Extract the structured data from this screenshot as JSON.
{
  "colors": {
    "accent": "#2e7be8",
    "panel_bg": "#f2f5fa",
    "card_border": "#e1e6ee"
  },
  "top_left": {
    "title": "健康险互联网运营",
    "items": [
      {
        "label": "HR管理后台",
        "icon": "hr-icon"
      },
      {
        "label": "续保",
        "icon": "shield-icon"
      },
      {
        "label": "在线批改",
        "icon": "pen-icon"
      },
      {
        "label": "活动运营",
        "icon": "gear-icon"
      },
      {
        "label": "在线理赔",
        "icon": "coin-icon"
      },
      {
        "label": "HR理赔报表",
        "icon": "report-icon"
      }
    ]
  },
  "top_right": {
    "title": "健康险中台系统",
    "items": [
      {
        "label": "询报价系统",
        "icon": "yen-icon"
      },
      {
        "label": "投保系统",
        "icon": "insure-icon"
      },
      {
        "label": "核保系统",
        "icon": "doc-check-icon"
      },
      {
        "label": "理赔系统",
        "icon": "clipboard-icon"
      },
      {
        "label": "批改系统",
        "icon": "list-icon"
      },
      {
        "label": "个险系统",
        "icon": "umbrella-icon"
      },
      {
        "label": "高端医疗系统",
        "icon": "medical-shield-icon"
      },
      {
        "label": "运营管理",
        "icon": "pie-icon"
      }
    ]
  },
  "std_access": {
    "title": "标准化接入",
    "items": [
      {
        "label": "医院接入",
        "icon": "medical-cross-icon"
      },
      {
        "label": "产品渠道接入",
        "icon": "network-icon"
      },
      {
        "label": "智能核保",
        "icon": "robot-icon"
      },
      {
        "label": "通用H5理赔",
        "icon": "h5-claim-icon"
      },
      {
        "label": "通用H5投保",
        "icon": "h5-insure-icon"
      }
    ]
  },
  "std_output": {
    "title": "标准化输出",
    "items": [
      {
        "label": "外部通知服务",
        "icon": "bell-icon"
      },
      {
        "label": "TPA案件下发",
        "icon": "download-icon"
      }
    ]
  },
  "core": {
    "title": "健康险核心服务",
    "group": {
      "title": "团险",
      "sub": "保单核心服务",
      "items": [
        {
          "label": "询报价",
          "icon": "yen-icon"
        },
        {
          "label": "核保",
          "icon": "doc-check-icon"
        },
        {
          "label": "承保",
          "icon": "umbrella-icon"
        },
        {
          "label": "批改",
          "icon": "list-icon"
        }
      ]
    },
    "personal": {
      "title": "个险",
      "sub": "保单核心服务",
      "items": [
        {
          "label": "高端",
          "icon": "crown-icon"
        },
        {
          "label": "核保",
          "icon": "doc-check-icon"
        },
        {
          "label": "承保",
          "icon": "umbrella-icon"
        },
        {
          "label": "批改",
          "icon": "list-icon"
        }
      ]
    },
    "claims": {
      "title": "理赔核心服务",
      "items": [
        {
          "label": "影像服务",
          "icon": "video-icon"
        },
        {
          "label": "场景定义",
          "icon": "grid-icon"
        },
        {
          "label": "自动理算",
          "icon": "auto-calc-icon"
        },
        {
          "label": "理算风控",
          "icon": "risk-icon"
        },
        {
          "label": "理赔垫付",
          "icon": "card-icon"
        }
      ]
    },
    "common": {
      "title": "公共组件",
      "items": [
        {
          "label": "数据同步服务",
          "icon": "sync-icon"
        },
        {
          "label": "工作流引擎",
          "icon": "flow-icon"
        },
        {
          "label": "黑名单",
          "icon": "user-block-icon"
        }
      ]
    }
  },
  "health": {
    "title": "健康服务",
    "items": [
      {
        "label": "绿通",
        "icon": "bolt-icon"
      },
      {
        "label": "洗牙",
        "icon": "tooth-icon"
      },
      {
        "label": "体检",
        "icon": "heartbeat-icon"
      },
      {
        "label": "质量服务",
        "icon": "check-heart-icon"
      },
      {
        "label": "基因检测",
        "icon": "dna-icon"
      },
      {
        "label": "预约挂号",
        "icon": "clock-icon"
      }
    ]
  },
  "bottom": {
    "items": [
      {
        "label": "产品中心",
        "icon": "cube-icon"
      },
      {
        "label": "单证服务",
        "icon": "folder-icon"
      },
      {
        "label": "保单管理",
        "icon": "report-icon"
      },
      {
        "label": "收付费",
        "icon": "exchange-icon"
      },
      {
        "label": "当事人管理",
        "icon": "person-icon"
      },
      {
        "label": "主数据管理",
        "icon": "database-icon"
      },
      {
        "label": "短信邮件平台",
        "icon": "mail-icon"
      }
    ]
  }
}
----
> Your objective
Quote all the records exactly, please, leaving none out.

> Answer in full
Extract the structured data from this screenshot as JSON.
{
  "colors": {
    "accent": "#2e7be8",
    "panel_bg": "#f2f5fa",
    "card_border": "#e1e6ee"
  },
  "top_left": {
    "title": "健康险互联网运营",
    "items": [
      {
        "label": "HR管理后台",
        "icon": "hr-icon"
      },
      {
        "label": "续保",
        "icon": "shield-icon"
      },
      {
        "label": "在线批改",
        "icon": "pen-icon"
      },
      {
        "label": "活动运营",
        "icon": "gear-icon"
      },
      {
        "label": "在线理赔",
        "icon": "coin-icon"
      },
      {
        "label": "HR理赔报表",
        "icon": "report-icon"
      }
    ]
  },
  "top_right": {
    "title": "健康险中台系统",
    "items": [
      {
        "label": "询报价系统",
        "icon": "yen-icon"
      },
      {
        "label": "投保系统",
        "icon": "insure-icon"
      },
      {
        "label": "核保系统",
        "icon": "doc-check-icon"
      },
      {
        "label": "理赔系统",
        "icon": "clipboard-icon"
      },
      {
        "label": "批改系统",
        "icon": "list-icon"
      },
      {
        "label": "个险系统",
        "icon": "umbrella-icon"
      },
      {
        "label": "高端医疗系统",
        "icon": "medical-shield-icon"
      },
      {
        "label": "运营管理",
        "icon": "pie-icon"
      }
    ]
  },
  "std_access": {
    "title": "标准化接入",
    "items": [
      {
        "label": "医院接入",
        "icon": "medical-cross-icon"
      },
      {
        "label": "产品渠道接入",
        "icon": "network-icon"
      },
      {
        "label": "智能核保",
        "icon": "robot-icon"
      },
      {
        "label": "通用H5理赔",
        "icon": "h5-claim-icon"
      },
      {
        "label": "通用H5投保",
        "icon": "h5-insure-icon"
      }
    ]
  },
  "std_output": {
    "title": "标准化输出",
    "items": [
      {
        "label": "外部通知服务",
        "icon": "bell-icon"
      },
      {
        "label": "TPA案件下发",
        "icon": "download-icon"
      }
    ]
  },
  "core": {
    "title": "健康险核心服务",
    "group": {
      "title": "团险",
      "sub": "保单核心服务",
      "items": [
        {
          "label": "询报价",
          "icon": "yen-icon"
        },
        {
          "label": "核保",
          "icon": "doc-check-icon"
        },
        {
          "label": "承保",
          "icon": "umbrella-icon"
        },
        {
          "label": "批改",
          "icon": "list-icon"
        }
      ]
    },
    "personal": {
      "title": "个险",
      "sub": "保单核心服务",
      "items": [
        {
          "label": "高端",
          "icon": "crown-icon"
        },
        {
          "label": "核保",
          "icon": "doc-check-icon"
        },
        {
          "label": "承保",
          "icon": "umbrella-icon"
        },
        {
          "label": "批改",
          "icon": "list-icon"
        }
      ]
    },
    "claims": {
      "title": "理赔核心服务",
      "items": [
        {
          "label": "影像服务",
          "icon": "video-icon"
        },
        {
          "label": "场景定义",
          "icon": "grid-icon"
        },
        {
          "label": "自动理算",
          "icon": "auto-calc-icon"
        },
        {
          "label": "理算风控",
          "icon": "risk-icon"
        },
        {
          "label": "理赔垫付",
          "icon": "card-icon"
        }
      ]
    },
    "common": {
      "title": "公共组件",
      "items": [
        {
          "label": "数据同步服务",
          "icon": "sync-icon"
        },
        {
          "label": "工作流引擎",
          "icon": "flow-icon"
        },
        {
          "label": "黑名单",
          "icon": "user-block-icon"
        }
      ]
    }
  },
  "health": {
    "title": "健康服务",
    "items": [
      {
        "label": "绿通",
        "icon": "bolt-icon"
      },
      {
        "label": "洗牙",
        "icon": "tooth-icon"
      },
      {
        "label": "体检",
        "icon": "heartbeat-icon"
      },
      {
        "label": "质量服务",
        "icon": "check-heart-icon"
      },
      {
        "label": "基因检测",
        "icon": "dna-icon"
      },
      {
        "label": "预约挂号",
        "icon": "clock-icon"
      }
    ]
  },
  "bottom": {
    "items": [
      {
        "label": "产品中心",
        "icon": "cube-icon"
      },
      {
        "label": "单证服务",
        "icon": "folder-icon"
      },
      {
        "label": "保单管理",
        "icon": "report-icon"
      },
      {
        "label": "收付费",
        "icon": "exchange-icon"
      },
      {
        "label": "当事人管理",
        "icon": "person-icon"
      },
      {
        "label": "主数据管理",
        "icon": "database-icon"
      },
      {
        "label": "短信邮件平台",
        "icon": "mail-icon"
      }
    ]
  }
}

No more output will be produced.